**WHAT TO PRODUCE:** All lines below must be repeated exactly, with the pictures omitted.

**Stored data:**
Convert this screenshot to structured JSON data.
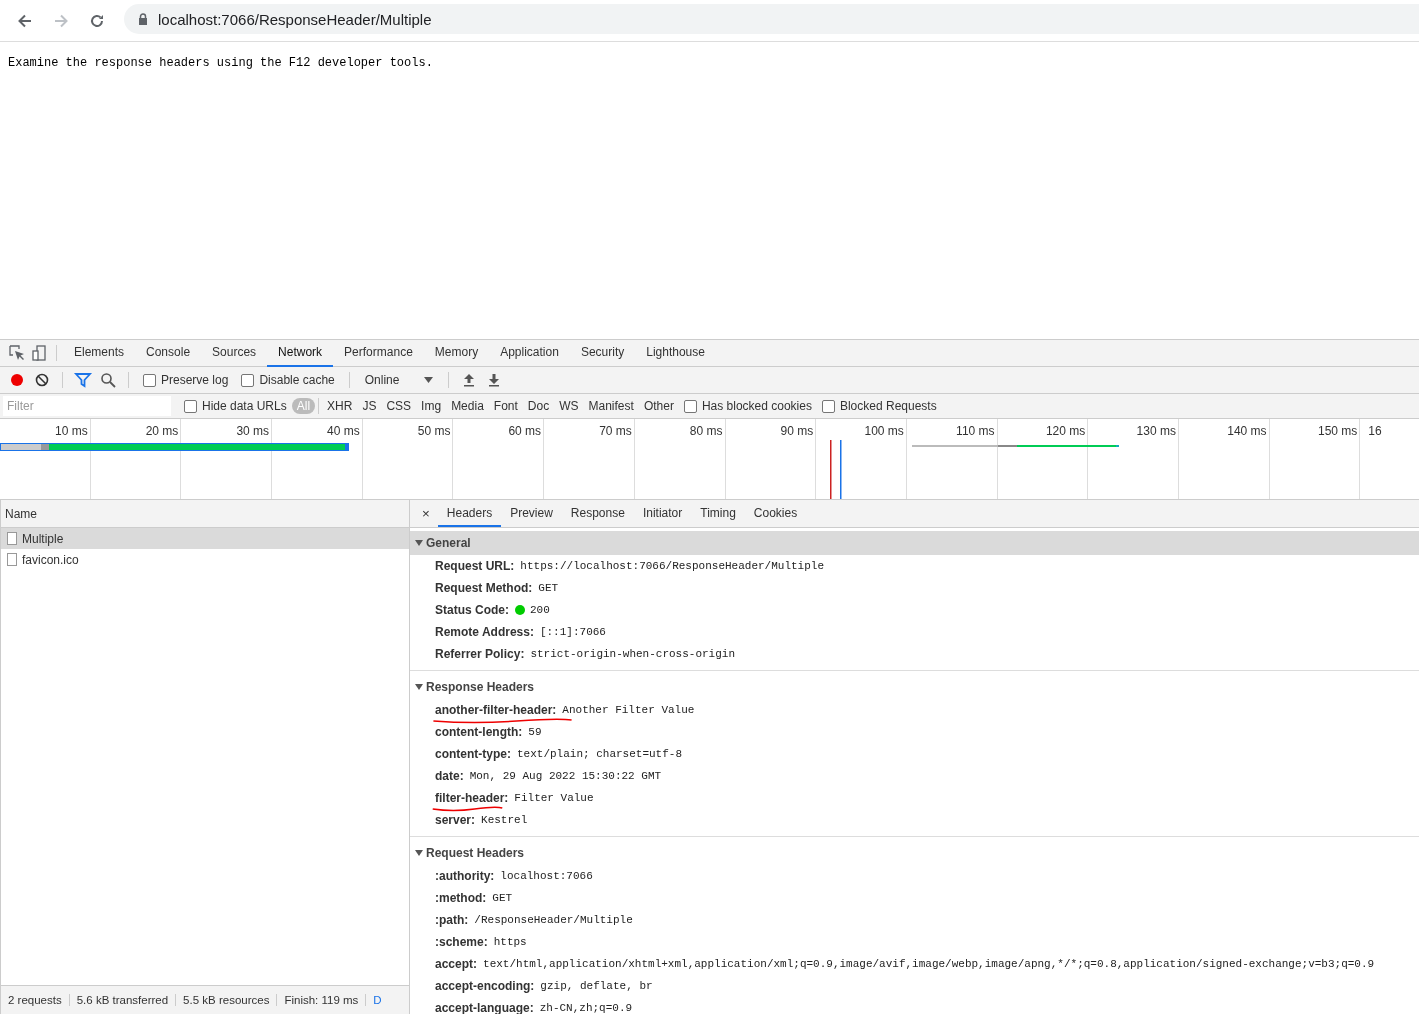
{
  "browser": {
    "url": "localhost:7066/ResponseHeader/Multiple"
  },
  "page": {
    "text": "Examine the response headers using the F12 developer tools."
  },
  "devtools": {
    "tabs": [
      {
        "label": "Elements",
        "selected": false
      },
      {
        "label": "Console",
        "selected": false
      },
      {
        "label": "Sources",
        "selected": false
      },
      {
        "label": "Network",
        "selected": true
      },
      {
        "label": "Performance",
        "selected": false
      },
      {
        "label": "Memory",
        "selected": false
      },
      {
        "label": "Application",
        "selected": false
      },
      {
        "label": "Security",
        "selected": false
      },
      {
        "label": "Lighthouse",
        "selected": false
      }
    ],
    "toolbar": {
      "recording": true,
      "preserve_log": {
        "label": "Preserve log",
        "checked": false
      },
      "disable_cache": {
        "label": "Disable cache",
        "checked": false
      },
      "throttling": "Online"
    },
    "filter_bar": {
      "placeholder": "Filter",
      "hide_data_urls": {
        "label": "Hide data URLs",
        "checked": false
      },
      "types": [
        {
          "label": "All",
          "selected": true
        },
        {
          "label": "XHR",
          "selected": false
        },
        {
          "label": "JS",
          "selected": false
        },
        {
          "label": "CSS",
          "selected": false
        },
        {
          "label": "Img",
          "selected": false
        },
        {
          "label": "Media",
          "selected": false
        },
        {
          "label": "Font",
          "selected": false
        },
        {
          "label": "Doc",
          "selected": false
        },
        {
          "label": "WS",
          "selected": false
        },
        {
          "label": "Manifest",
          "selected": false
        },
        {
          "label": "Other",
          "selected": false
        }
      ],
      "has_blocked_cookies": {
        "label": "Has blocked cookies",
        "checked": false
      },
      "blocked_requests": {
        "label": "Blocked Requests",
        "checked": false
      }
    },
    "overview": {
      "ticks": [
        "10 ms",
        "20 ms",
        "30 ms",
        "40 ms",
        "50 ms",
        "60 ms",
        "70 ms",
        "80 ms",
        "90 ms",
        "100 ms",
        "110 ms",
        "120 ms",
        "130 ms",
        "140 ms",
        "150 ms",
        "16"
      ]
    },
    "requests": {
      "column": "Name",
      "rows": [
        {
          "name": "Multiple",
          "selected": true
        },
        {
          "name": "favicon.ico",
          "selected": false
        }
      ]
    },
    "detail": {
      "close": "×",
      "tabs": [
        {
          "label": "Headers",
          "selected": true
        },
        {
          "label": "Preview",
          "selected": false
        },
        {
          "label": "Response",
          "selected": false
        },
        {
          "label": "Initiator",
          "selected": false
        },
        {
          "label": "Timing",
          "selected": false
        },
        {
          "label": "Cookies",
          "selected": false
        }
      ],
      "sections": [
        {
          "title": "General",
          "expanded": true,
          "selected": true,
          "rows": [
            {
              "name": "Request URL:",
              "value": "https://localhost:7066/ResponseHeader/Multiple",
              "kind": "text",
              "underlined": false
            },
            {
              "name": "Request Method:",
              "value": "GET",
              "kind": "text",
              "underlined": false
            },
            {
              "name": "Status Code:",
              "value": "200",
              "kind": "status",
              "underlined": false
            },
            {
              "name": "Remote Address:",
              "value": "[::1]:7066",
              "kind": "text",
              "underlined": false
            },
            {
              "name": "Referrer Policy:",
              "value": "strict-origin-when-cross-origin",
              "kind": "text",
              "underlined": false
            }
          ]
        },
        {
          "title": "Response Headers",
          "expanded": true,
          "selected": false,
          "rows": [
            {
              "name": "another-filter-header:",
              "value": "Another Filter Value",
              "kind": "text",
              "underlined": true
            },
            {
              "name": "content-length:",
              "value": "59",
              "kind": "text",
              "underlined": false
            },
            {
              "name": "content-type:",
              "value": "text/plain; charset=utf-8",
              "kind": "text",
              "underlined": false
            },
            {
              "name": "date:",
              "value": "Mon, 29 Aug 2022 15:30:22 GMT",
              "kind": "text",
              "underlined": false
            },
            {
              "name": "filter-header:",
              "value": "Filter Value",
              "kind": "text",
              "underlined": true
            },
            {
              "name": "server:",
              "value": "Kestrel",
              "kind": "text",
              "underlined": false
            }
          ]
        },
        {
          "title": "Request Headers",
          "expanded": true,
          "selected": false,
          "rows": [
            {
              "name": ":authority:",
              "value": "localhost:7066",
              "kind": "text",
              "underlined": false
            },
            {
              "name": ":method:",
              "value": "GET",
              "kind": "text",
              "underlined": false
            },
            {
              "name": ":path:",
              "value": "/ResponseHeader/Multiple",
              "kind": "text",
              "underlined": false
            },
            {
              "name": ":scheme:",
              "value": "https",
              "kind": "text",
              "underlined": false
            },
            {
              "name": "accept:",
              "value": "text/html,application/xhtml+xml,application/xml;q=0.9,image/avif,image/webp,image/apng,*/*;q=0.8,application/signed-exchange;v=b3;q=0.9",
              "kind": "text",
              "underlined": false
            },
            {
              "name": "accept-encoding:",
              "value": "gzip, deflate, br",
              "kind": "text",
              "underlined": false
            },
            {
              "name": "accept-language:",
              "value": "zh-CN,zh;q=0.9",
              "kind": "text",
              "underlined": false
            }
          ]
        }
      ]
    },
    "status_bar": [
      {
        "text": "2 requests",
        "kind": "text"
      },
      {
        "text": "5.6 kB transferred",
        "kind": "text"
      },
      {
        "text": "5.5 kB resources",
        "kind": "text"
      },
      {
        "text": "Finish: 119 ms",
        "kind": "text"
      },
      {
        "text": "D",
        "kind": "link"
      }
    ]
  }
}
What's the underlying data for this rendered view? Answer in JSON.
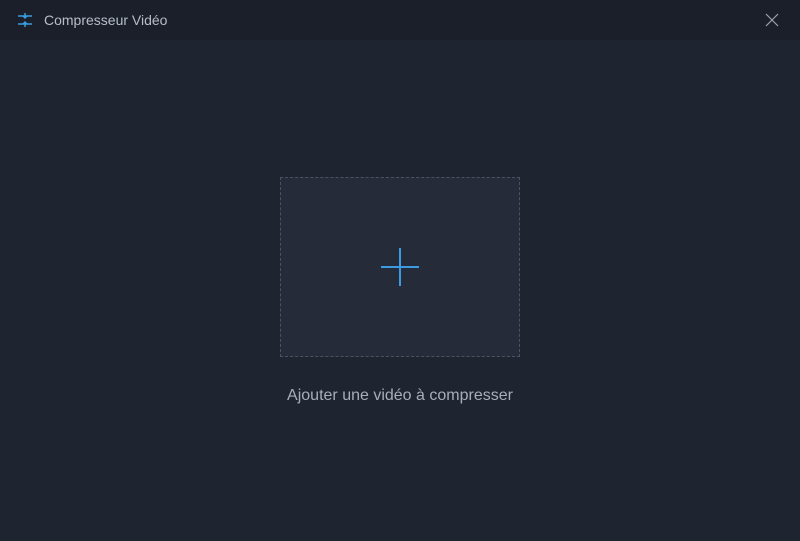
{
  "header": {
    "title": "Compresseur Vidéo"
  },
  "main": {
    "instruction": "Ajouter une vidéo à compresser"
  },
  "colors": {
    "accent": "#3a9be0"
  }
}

**SOLUTION BELOW:**
Convert this screenshot to structured JSON data.
{
  "browser": {
    "url": "localhost:7066/ResponseHeader/Multiple"
  },
  "page": {
    "text": "Examine the response headers using the F12 developer tools."
  },
  "devtools": {
    "tabs": [
      {
        "label": "Elements",
        "selected": false
      },
      {
        "label": "Console",
        "selected": false
      },
      {
        "label": "Sources",
        "selected": false
      },
      {
        "label": "Network",
        "selected": true
      },
      {
        "label": "Performance",
        "selected": false
      },
      {
        "label": "Memory",
        "selected": false
      },
      {
        "label": "Application",
        "selected": false
      },
      {
        "label": "Security",
        "selected": false
      },
      {
        "label": "Lighthouse",
        "selected": false
      }
    ],
    "toolbar": {
      "recording": true,
      "preserve_log": {
        "label": "Preserve log",
        "checked": false
      },
      "disable_cache": {
        "label": "Disable cache",
        "checked": false
      },
      "throttling": "Online"
    },
    "filter_bar": {
      "placeholder": "Filter",
      "hide_data_urls": {
        "label": "Hide data URLs",
        "checked": false
      },
      "types": [
        {
          "label": "All",
          "selected": true
        },
        {
          "label": "XHR",
          "selected": false
        },
        {
          "label": "JS",
          "selected": false
        },
        {
          "label": "CSS",
          "selected": false
        },
        {
          "label": "Img",
          "selected": false
        },
        {
          "label": "Media",
          "selected": false
        },
        {
          "label": "Font",
          "selected": false
        },
        {
          "label": "Doc",
          "selected": false
        },
        {
          "label": "WS",
          "selected": false
        },
        {
          "label": "Manifest",
          "selected": false
        },
        {
          "label": "Other",
          "selected": false
        }
      ],
      "has_blocked_cookies": {
        "label": "Has blocked cookies",
        "checked": false
      },
      "blocked_requests": {
        "label": "Blocked Requests",
        "checked": false
      }
    },
    "overview": {
      "ticks": [
        "10 ms",
        "20 ms",
        "30 ms",
        "40 ms",
        "50 ms",
        "60 ms",
        "70 ms",
        "80 ms",
        "90 ms",
        "100 ms",
        "110 ms",
        "120 ms",
        "130 ms",
        "140 ms",
        "150 ms",
        "16"
      ]
    },
    "requests": {
      "column": "Name",
      "rows": [
        {
          "name": "Multiple",
          "selected": true
        },
        {
          "name": "favicon.ico",
          "selected": false
        }
      ]
    },
    "detail": {
      "close": "×",
      "tabs": [
        {
          "label": "Headers",
          "selected": true
        },
        {
          "label": "Preview",
          "selected": false
        },
        {
          "label": "Response",
          "selected": false
        },
        {
          "label": "Initiator",
          "selected": false
        },
        {
          "label": "Timing",
          "selected": false
        },
        {
          "label": "Cookies",
          "selected": false
        }
      ],
      "sections": [
        {
          "title": "General",
          "expanded": true,
          "selected": true,
          "rows": [
            {
              "name": "Request URL:",
              "value": "https://localhost:7066/ResponseHeader/Multiple",
              "kind": "text",
              "underlined": false
            },
            {
              "name": "Request Method:",
              "value": "GET",
              "kind": "text",
              "underlined": false
            },
            {
              "name": "Status Code:",
              "value": "200",
              "kind": "status",
              "underlined": false
            },
            {
              "name": "Remote Address:",
              "value": "[::1]:7066",
              "kind": "text",
              "underlined": false
            },
            {
              "name": "Referrer Policy:",
              "value": "strict-origin-when-cross-origin",
              "kind": "text",
              "underlined": false
            }
          ]
        },
        {
          "title": "Response Headers",
          "expanded": true,
          "selected": false,
          "rows": [
            {
              "name": "another-filter-header:",
              "value": "Another Filter Value",
              "kind": "text",
              "underlined": true
            },
            {
              "name": "content-length:",
              "value": "59",
              "kind": "text",
              "underlined": false
            },
            {
              "name": "content-type:",
              "value": "text/plain; charset=utf-8",
              "kind": "text",
              "underlined": false
            },
            {
              "name": "date:",
              "value": "Mon, 29 Aug 2022 15:30:22 GMT",
              "kind": "text",
              "underlined": false
            },
            {
              "name": "filter-header:",
              "value": "Filter Value",
              "kind": "text",
              "underlined": true
            },
            {
              "name": "server:",
              "value": "Kestrel",
              "kind": "text",
              "underlined": false
            }
          ]
        },
        {
          "title": "Request Headers",
          "expanded": true,
          "selected": false,
          "rows": [
            {
              "name": ":authority:",
              "value": "localhost:7066",
              "kind": "text",
              "underlined": false
            },
            {
              "name": ":method:",
              "value": "GET",
              "kind": "text",
              "underlined": false
            },
            {
              "name": ":path:",
              "value": "/ResponseHeader/Multiple",
              "kind": "text",
              "underlined": false
            },
            {
              "name": ":scheme:",
              "value": "https",
              "kind": "text",
              "underlined": false
            },
            {
              "name": "accept:",
              "value": "text/html,application/xhtml+xml,application/xml;q=0.9,image/avif,image/webp,image/apng,*/*;q=0.8,application/signed-exchange;v=b3;q=0.9",
              "kind": "text",
              "underlined": false
            },
            {
              "name": "accept-encoding:",
              "value": "gzip, deflate, br",
              "kind": "text",
              "underlined": false
            },
            {
              "name": "accept-language:",
              "value": "zh-CN,zh;q=0.9",
              "kind": "text",
              "underlined": false
            }
          ]
        }
      ]
    },
    "status_bar": [
      {
        "text": "2 requests",
        "kind": "text"
      },
      {
        "text": "5.6 kB transferred",
        "kind": "text"
      },
      {
        "text": "5.5 kB resources",
        "kind": "text"
      },
      {
        "text": "Finish: 119 ms",
        "kind": "text"
      },
      {
        "text": "D",
        "kind": "link"
      }
    ]
  }
}
What's the underlying data for this rendered view? Answer in JSON.
{
  "header": {
    "title": "Compresseur Vidéo"
  },
  "main": {
    "instruction": "Ajouter une vidéo à compresser"
  },
  "colors": {
    "accent": "#3a9be0"
  }
}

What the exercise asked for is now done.